— Your instructions —
Copy each line exactly. Drop every picture.

— Listed entries —
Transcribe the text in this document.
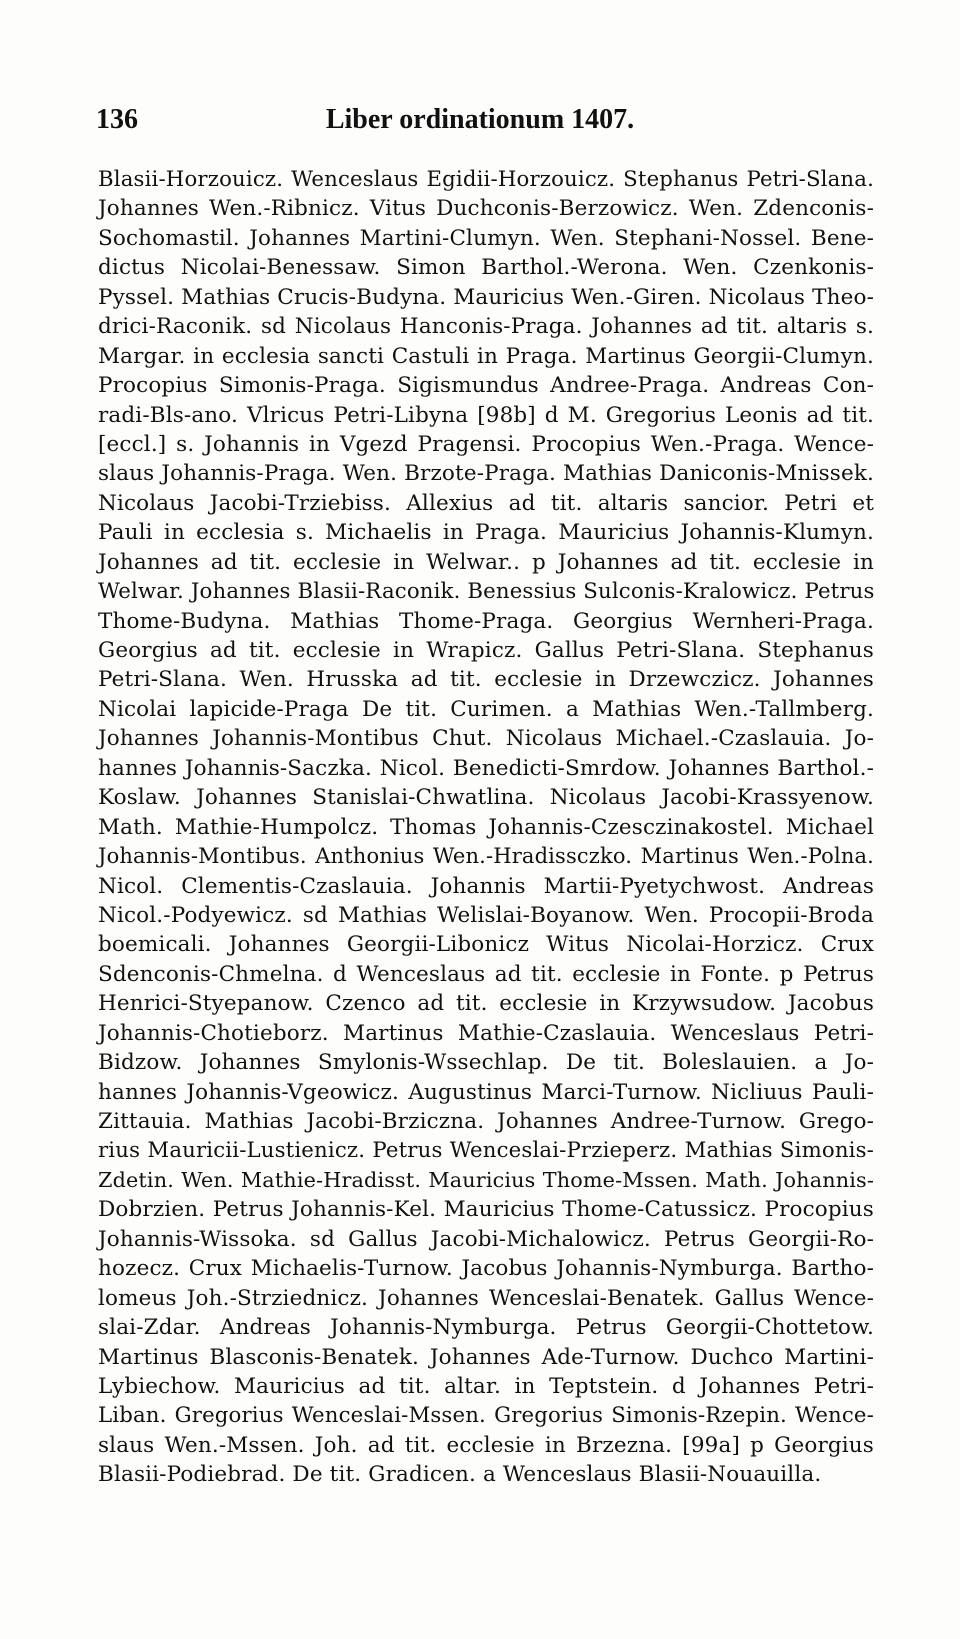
136	Liber ordinationum 1407.
Blasii-Horzouicz. Wenceslaus Egidii-Horzouicz. Stephanus Petri-Slana.
Johannes Wen.-Ribnicz. Vitus Duchconis-Berzowicz. Wen. Zdenconis-
Sochomastil. Johannes Martini-Clumyn. Wen. Stephani-Nossel. Bene-
dictus Nicolai-Benessaw. Simon Barthol.-Werona. Wen. Czenkonis-
Pyssel. Mathias Crucis-Budyna. Mauricius Wen.-Giren. Nicolaus Theo-
drici-Raconik. sd Nicolaus Hanconis-Praga. Johannes ad tit. altaris s.
Margar. in ecclesia sancti Castuli in Praga. Martinus Georgii-Clumyn.
Procopius Simonis-Praga. Sigismundus Andree-Praga. Andreas Con-
radi-Bls-ano. Vlricus Petri-Libyna [98b] d M. Gregorius Leonis ad tit.
[eccl.] s. Johannis in Vgezd Pragensi. Procopius Wen.-Praga. Wence-
slaus Johannis-Praga. Wen. Brzote-Praga. Mathias Daniconis-Mnissek.
Nicolaus Jacobi-Trziebiss. Allexius ad tit. altaris sancior. Petri et
Pauli in ecclesia s. Michaelis in Praga. Mauricius Johannis-Klumyn.
Johannes ad tit. ecclesie in Welwar.. p Johannes ad tit. ecclesie in
Welwar. Johannes Blasii-Raconik. Benessius Sulconis-Kralowicz. Petrus
Thome-Budyna. Mathias Thome-Praga. Georgius Wernheri-Praga.
Georgius ad tit. ecclesie in Wrapicz. Gallus Petri-Slana. Stephanus
Petri-Slana. Wen. Hrusska ad tit. ecclesie in Drzewczicz. Johannes
Nicolai lapicide-Praga De tit. Curimen. a Mathias Wen.-Tallmberg.
Johannes Johannis-Montibus Chut. Nicolaus Michael.-Czaslauia. Jo-
hannes Johannis-Saczka. Nicol. Benedicti-Smrdow. Johannes Barthol.-
Koslaw. Johannes Stanislai-Chwatlina. Nicolaus Jacobi-Krassyenow.
Math. Mathie-Humpolcz. Thomas Johannis-Czesczinakostel. Michael
Johannis-Montibus. Anthonius Wen.-Hradissczko. Martinus Wen.-Polna.
Nicol. Clementis-Czaslauia. Johannis Martii-Pyetychwost. Andreas
Nicol.-Podyewicz. sd Mathias Welislai-Boyanow. Wen. Procopii-Broda
boemicali. Johannes Georgii-Libonicz Witus Nicolai-Horzicz. Crux
Sdenconis-Chmelna. d Wenceslaus ad tit. ecclesie in Fonte. p Petrus
Henrici-Styepanow. Czenco ad tit. ecclesie in Krzywsudow. Jacobus
Johannis-Chotieborz. Martinus Mathie-Czaslauia. Wenceslaus Petri-
Bidzow. Johannes Smylonis-Wssechlap. De tit. Boleslauien. a Jo-
hannes Johannis-Vgeowicz. Augustinus Marci-Turnow. Nicliuus Pauli-
Zittauia. Mathias Jacobi-Brziczna. Johannes Andree-Turnow. Grego-
rius Mauricii-Lustienicz. Petrus Wenceslai-Przieperz. Mathias Simonis-
Zdetin. Wen. Mathie-Hradisst. Mauricius Thome-Mssen. Math. Johannis-
Dobrzien. Petrus Johannis-Kel. Mauricius Thome-Catussicz. Procopius
Johannis-Wissoka. sd Gallus Jacobi-Michalowicz. Petrus Georgii-Ro-
hozecz. Crux Michaelis-Turnow. Jacobus Johannis-Nymburga. Bartho-
lomeus Joh.-Strziednicz. Johannes Wenceslai-Benatek. Gallus Wence-
slai-Zdar. Andreas Johannis-Nymburga. Petrus Georgii-Chottetow.
Martinus Blasconis-Benatek. Johannes Ade-Turnow. Duchco Martini-
Lybiechow. Mauricius ad tit. altar. in Teptstein. d Johannes Petri-
Liban. Gregorius Wenceslai-Mssen. Gregorius Simonis-Rzepin. Wence-
slaus Wen.-Mssen. Joh. ad tit. ecclesie in Brzezna. [99a] p Georgius
Blasii-Podiebrad. De tit. Gradicen. a Wenceslaus Blasii-Nouauilla.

— Expected answer —
Transcribe the text in this document.
136	Liber ordinationum 1407.
Blasii-Horzouicz. Wenceslaus Egidii-Horzouicz. Stephanus Petri-Slana.
Johannes Wen.-Ribnicz. Vitus Duchconis-Berzowicz. Wen. Zdenconis-
Sochomastil. Johannes Martini-Clumyn. Wen. Stephani-Nossel. Bene-
dictus Nicolai-Benessaw. Simon Barthol.-Werona. Wen. Czenkonis-
Pyssel. Mathias Crucis-Budyna. Mauricius Wen.-Giren. Nicolaus Theo-
drici-Raconik. sd Nicolaus Hanconis-Praga. Johannes ad tit. altaris s.
Margar. in ecclesia sancti Castuli in Praga. Martinus Georgii-Clumyn.
Procopius Simonis-Praga. Sigismundus Andree-Praga. Andreas Con-
radi-Bls-ano. Vlricus Petri-Libyna [98b] d M. Gregorius Leonis ad tit.
[eccl.] s. Johannis in Vgezd Pragensi. Procopius Wen.-Praga. Wence-
slaus Johannis-Praga. Wen. Brzote-Praga. Mathias Daniconis-Mnissek.
Nicolaus Jacobi-Trziebiss. Allexius ad tit. altaris sancior. Petri et
Pauli in ecclesia s. Michaelis in Praga. Mauricius Johannis-Klumyn.
Johannes ad tit. ecclesie in Welwar.. p Johannes ad tit. ecclesie in
Welwar. Johannes Blasii-Raconik. Benessius Sulconis-Kralowicz. Petrus
Thome-Budyna. Mathias Thome-Praga. Georgius Wernheri-Praga.
Georgius ad tit. ecclesie in Wrapicz. Gallus Petri-Slana. Stephanus
Petri-Slana. Wen. Hrusska ad tit. ecclesie in Drzewczicz. Johannes
Nicolai lapicide-Praga De tit. Curimen. a Mathias Wen.-Tallmberg.
Johannes Johannis-Montibus Chut. Nicolaus Michael.-Czaslauia. Jo-
hannes Johannis-Saczka. Nicol. Benedicti-Smrdow. Johannes Barthol.-
Koslaw. Johannes Stanislai-Chwatlina. Nicolaus Jacobi-Krassyenow.
Math. Mathie-Humpolcz. Thomas Johannis-Czesczinakostel. Michael
Johannis-Montibus. Anthonius Wen.-Hradissczko. Martinus Wen.-Polna.
Nicol. Clementis-Czaslauia. Johannis Martii-Pyetychwost. Andreas
Nicol.-Podyewicz. sd Mathias Welislai-Boyanow. Wen. Procopii-Broda
boemicali. Johannes Georgii-Libonicz Witus Nicolai-Horzicz. Crux
Sdenconis-Chmelna. d Wenceslaus ad tit. ecclesie in Fonte. p Petrus
Henrici-Styepanow. Czenco ad tit. ecclesie in Krzywsudow. Jacobus
Johannis-Chotieborz. Martinus Mathie-Czaslauia. Wenceslaus Petri-
Bidzow. Johannes Smylonis-Wssechlap. De tit. Boleslauien. a Jo-
hannes Johannis-Vgeowicz. Augustinus Marci-Turnow. Nicliuus Pauli-
Zittauia. Mathias Jacobi-Brziczna. Johannes Andree-Turnow. Grego-
rius Mauricii-Lustienicz. Petrus Wenceslai-Przieperz. Mathias Simonis-
Zdetin. Wen. Mathie-Hradisst. Mauricius Thome-Mssen. Math. Johannis-
Dobrzien. Petrus Johannis-Kel. Mauricius Thome-Catussicz. Procopius
Johannis-Wissoka. sd Gallus Jacobi-Michalowicz. Petrus Georgii-Ro-
hozecz. Crux Michaelis-Turnow. Jacobus Johannis-Nymburga. Bartho-
lomeus Joh.-Strziednicz. Johannes Wenceslai-Benatek. Gallus Wence-
slai-Zdar. Andreas Johannis-Nymburga. Petrus Georgii-Chottetow.
Martinus Blasconis-Benatek. Johannes Ade-Turnow. Duchco Martini-
Lybiechow. Mauricius ad tit. altar. in Teptstein. d Johannes Petri-
Liban. Gregorius Wenceslai-Mssen. Gregorius Simonis-Rzepin. Wence-
slaus Wen.-Mssen. Joh. ad tit. ecclesie in Brzezna. [99a] p Georgius
Blasii-Podiebrad. De tit. Gradicen. a Wenceslaus Blasii-Nouauilla.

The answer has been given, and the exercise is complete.